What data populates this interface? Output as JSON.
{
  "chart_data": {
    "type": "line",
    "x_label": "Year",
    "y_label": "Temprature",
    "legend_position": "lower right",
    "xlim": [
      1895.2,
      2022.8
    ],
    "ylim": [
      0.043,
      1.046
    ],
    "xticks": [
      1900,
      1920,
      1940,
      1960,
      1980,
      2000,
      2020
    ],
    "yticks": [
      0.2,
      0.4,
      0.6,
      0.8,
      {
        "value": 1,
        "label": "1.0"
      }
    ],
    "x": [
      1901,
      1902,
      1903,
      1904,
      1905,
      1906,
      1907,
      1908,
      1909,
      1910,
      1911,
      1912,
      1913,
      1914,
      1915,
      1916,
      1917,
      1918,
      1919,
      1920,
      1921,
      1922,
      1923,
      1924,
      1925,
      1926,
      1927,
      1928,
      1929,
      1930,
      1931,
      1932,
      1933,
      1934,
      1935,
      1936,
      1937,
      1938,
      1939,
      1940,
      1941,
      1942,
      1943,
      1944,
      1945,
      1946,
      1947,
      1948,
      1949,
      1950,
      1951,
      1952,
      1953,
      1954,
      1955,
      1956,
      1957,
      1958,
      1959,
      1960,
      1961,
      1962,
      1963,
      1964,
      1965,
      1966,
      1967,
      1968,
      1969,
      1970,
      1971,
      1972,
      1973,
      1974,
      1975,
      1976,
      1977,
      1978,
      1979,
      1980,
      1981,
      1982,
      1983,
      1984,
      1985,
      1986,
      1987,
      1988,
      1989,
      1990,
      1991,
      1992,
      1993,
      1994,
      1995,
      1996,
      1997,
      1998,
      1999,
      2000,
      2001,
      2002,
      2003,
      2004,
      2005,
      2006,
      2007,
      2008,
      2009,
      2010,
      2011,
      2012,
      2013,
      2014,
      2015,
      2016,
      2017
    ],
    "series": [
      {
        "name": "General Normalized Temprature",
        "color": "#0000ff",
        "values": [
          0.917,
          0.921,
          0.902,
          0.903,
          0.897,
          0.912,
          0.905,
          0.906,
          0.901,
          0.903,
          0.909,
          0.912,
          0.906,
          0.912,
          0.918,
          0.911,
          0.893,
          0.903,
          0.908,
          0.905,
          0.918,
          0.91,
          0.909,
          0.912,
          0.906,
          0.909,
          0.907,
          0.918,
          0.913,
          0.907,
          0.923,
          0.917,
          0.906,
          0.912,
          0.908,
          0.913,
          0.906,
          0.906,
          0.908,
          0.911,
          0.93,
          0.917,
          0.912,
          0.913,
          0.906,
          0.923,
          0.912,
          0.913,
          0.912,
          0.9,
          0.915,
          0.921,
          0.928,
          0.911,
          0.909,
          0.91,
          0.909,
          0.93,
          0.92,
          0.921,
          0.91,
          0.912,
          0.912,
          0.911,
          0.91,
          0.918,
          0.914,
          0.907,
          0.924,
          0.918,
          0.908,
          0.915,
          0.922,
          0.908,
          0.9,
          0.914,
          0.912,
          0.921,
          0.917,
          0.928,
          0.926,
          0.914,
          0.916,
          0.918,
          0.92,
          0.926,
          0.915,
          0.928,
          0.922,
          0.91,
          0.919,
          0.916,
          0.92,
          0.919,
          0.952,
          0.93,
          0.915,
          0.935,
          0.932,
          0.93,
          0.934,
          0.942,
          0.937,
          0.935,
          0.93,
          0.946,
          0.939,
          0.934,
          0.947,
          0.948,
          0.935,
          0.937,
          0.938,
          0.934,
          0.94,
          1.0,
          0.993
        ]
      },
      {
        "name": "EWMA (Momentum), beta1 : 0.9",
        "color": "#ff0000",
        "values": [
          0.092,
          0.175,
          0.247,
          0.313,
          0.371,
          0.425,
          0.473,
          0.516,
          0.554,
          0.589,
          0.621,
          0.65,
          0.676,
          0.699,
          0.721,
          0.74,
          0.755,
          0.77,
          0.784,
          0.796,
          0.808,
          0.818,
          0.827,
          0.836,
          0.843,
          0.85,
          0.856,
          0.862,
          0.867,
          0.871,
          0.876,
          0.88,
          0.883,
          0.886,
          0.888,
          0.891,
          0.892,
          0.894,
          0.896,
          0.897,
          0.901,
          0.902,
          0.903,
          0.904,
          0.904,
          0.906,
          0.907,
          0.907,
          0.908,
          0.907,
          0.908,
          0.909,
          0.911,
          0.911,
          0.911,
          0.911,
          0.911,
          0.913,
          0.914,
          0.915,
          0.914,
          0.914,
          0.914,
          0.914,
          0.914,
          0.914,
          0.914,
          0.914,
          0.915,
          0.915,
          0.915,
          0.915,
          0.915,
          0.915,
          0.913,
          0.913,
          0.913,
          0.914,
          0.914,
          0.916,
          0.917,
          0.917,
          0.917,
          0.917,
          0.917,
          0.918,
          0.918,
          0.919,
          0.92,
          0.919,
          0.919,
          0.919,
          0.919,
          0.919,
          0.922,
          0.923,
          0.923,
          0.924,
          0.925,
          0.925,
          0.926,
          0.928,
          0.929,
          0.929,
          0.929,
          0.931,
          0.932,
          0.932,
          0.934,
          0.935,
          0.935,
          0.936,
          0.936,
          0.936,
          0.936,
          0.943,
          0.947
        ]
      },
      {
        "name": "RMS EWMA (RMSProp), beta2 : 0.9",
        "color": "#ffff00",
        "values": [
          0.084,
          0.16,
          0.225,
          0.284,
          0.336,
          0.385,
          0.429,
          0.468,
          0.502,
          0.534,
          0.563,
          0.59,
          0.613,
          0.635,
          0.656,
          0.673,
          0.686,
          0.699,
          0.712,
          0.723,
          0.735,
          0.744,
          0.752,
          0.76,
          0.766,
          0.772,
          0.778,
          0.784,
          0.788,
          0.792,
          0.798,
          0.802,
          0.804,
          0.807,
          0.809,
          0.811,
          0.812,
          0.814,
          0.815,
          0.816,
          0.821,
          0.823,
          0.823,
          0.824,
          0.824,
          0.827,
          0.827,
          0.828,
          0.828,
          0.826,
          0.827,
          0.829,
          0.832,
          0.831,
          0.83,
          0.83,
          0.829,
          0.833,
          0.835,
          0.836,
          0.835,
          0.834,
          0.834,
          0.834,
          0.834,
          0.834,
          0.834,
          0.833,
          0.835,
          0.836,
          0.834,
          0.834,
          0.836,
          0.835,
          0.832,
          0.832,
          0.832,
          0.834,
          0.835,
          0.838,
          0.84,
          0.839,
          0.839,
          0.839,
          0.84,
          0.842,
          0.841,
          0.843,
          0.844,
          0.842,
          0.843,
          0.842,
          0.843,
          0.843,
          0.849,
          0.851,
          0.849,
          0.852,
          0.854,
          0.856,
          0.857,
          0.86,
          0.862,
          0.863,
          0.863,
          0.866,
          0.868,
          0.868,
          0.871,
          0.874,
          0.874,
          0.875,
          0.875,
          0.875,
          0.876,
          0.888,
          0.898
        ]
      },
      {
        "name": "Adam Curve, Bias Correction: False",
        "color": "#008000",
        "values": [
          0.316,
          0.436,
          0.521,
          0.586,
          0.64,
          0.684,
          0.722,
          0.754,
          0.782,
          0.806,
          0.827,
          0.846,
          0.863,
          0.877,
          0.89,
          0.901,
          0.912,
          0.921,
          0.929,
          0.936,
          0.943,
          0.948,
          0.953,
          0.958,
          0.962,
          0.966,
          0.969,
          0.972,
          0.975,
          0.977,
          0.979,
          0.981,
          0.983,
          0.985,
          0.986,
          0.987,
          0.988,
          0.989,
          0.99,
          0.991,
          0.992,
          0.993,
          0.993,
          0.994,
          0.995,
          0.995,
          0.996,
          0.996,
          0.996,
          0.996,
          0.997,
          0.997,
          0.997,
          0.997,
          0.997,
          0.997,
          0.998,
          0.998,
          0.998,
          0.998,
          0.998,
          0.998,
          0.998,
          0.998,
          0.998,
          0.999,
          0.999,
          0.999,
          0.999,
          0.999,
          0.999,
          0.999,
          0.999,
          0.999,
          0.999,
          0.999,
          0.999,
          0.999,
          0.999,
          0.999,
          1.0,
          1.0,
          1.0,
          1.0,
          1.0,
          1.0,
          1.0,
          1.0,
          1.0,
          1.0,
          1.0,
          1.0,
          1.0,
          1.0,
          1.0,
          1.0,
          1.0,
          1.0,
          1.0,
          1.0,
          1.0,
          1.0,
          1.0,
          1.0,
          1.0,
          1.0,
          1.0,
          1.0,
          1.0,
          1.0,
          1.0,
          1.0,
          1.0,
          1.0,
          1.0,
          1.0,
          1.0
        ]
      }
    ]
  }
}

* **Exercise aim**: Using the material above, report each line where "EWMA" occurs.

* **Task solution**:
        "name": "EWMA (Momentum), beta1 : 0.9",
        "name": "RMS EWMA (RMSProp), beta2 : 0.9",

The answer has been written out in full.